*What the task requires*
Locate each line in the records containing "period". Copy it.

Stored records
══════════

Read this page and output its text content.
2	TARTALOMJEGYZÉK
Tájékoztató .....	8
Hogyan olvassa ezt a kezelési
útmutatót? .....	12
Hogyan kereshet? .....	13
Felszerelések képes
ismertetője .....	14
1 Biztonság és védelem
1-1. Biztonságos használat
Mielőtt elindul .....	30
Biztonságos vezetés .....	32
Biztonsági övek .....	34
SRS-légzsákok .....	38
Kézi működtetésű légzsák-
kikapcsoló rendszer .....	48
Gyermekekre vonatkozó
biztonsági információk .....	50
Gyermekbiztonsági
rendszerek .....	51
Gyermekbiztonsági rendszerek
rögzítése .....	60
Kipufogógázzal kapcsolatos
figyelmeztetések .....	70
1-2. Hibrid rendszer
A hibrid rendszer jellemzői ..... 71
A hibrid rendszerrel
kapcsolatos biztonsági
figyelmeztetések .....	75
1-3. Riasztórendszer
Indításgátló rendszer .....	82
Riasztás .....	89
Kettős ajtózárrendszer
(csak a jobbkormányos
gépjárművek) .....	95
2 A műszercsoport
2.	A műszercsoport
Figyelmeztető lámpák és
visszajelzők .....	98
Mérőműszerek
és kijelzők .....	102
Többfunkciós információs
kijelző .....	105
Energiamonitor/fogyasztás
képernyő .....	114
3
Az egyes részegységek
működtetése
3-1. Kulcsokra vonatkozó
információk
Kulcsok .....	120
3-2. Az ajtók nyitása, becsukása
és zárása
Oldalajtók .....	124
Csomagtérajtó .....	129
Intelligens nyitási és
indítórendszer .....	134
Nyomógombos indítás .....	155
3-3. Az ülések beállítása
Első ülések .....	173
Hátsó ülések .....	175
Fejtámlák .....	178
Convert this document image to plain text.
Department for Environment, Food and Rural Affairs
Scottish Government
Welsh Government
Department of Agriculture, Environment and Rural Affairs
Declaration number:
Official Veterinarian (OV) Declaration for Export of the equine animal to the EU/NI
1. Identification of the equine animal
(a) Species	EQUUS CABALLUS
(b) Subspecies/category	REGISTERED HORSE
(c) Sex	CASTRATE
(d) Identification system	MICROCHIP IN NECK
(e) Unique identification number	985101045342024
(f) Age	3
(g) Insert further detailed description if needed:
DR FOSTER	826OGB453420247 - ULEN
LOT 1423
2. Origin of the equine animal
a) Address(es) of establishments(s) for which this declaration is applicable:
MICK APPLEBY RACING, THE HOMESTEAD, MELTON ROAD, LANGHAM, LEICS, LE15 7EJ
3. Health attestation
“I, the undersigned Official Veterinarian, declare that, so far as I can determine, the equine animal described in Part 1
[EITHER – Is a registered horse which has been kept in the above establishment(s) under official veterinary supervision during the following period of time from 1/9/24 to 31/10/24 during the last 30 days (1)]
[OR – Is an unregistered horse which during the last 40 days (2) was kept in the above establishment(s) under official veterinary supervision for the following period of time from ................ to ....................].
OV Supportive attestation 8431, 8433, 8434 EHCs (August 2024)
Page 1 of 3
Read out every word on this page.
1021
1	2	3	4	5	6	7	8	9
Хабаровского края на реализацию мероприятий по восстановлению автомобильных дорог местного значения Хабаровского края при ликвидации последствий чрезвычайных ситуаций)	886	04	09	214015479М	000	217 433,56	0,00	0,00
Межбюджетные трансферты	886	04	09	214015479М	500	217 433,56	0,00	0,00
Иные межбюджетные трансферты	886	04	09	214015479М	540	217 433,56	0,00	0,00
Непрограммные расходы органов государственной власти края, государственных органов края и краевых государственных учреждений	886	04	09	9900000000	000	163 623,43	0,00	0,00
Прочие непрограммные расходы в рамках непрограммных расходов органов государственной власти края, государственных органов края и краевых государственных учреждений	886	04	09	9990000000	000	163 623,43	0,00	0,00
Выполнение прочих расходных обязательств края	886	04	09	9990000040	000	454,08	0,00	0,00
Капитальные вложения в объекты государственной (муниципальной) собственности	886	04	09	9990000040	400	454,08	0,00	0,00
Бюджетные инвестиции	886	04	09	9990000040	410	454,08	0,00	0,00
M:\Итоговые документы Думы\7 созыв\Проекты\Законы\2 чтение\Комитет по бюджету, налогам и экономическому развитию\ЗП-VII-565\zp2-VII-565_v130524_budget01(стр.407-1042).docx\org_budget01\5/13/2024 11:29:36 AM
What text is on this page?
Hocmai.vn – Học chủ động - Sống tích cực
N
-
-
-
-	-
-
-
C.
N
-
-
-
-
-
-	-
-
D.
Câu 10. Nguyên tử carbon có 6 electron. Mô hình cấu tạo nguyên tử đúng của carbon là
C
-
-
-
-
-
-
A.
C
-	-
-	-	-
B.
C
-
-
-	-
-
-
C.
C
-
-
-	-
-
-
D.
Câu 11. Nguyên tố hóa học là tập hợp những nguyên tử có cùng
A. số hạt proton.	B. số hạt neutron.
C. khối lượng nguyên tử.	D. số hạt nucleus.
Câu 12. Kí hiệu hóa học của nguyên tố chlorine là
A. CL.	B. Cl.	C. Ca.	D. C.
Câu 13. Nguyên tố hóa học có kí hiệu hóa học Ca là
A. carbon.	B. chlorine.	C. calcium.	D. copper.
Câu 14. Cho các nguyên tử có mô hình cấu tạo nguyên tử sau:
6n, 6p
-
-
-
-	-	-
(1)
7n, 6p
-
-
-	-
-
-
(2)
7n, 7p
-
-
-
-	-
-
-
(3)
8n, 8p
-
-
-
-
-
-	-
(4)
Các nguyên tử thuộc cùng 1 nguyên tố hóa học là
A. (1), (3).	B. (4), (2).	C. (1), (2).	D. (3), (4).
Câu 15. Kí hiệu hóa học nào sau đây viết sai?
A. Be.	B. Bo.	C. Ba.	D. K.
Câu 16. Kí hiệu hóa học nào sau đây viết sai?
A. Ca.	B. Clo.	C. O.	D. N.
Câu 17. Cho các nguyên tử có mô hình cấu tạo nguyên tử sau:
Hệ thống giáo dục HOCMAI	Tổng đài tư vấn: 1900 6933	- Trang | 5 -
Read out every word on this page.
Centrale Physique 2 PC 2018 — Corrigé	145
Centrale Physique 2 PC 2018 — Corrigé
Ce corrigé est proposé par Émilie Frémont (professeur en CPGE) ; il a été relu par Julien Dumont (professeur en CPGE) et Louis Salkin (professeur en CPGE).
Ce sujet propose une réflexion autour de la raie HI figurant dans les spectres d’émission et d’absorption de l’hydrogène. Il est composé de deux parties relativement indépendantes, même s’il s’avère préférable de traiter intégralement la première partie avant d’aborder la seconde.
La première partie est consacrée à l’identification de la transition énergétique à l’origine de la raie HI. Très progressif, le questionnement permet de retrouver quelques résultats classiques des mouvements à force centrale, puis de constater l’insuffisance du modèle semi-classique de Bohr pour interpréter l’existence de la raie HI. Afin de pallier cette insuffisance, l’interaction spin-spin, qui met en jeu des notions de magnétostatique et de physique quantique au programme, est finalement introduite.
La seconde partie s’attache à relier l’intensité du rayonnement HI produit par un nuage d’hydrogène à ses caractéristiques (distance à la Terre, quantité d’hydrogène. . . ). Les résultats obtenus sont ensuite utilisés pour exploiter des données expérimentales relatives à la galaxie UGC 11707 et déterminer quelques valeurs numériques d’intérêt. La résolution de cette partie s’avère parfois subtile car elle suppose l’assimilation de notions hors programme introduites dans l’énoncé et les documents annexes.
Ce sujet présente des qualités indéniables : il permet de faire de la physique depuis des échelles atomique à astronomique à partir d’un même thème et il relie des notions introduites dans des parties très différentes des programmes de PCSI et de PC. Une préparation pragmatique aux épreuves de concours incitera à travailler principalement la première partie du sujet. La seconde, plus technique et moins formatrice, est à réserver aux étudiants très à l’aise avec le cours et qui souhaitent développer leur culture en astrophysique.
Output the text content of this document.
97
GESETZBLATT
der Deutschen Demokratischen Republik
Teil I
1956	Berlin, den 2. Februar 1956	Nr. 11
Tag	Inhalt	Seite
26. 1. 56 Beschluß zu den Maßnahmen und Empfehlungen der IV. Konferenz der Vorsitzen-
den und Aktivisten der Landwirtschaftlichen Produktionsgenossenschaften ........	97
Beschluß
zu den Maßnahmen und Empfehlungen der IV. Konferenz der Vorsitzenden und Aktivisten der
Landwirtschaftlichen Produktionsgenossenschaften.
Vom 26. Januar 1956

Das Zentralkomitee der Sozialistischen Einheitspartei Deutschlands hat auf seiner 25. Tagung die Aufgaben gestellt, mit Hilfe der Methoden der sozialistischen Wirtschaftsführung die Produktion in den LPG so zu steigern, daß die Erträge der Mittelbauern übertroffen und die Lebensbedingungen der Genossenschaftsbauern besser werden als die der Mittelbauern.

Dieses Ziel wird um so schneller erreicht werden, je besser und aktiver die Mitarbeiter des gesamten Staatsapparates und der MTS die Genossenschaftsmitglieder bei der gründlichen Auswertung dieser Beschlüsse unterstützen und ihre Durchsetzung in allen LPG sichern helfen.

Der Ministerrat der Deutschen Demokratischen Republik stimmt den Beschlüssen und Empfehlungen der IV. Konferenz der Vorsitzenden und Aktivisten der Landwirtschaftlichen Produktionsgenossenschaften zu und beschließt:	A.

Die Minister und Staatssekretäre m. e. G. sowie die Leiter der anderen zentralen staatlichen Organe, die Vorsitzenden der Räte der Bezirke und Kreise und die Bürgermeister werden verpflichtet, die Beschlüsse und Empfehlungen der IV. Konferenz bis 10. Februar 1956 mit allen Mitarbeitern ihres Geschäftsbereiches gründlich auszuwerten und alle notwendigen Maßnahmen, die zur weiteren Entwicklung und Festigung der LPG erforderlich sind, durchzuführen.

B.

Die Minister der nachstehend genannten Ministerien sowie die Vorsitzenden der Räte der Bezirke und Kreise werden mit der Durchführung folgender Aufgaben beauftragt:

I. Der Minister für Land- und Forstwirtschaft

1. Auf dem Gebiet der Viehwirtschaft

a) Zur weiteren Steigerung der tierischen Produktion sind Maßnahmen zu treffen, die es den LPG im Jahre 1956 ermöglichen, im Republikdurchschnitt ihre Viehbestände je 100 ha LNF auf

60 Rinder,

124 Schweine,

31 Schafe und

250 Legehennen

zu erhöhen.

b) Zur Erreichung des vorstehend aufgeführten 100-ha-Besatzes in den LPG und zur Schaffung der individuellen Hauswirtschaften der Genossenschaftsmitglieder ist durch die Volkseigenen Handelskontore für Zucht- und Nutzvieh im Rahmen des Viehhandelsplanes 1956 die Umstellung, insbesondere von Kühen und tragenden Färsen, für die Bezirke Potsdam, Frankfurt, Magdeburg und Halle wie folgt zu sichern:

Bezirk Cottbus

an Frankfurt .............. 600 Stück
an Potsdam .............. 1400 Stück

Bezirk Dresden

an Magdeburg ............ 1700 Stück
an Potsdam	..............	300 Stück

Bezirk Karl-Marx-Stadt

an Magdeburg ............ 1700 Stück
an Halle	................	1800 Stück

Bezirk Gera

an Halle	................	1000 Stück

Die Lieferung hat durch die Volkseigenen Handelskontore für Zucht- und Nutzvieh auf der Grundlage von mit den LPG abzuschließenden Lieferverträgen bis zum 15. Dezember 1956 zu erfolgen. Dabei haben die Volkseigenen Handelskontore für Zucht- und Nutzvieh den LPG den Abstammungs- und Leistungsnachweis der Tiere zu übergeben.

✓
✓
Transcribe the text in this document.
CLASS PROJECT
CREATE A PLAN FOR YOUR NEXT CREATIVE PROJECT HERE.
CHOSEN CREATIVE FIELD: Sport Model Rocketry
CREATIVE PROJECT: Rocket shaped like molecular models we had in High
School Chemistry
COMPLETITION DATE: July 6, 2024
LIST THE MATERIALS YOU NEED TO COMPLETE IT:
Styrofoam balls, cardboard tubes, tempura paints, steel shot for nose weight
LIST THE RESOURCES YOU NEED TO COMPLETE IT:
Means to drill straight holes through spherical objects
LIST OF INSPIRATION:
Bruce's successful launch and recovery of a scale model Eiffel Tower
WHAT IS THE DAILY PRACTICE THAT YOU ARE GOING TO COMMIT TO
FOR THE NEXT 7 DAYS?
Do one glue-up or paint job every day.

══════════

*Exercise solution*
[EITHER – Is a registered horse which has been kept in the above establishment(s) under official veterinary supervision during the following period of time from 1/9/24 to 31/10/24 during the last 30 days (1)]
[OR – Is an unregistered horse which during the last 40 days (2) was kept in the above establishment(s) under official veterinary supervision for the following period of time from ................ to ....................].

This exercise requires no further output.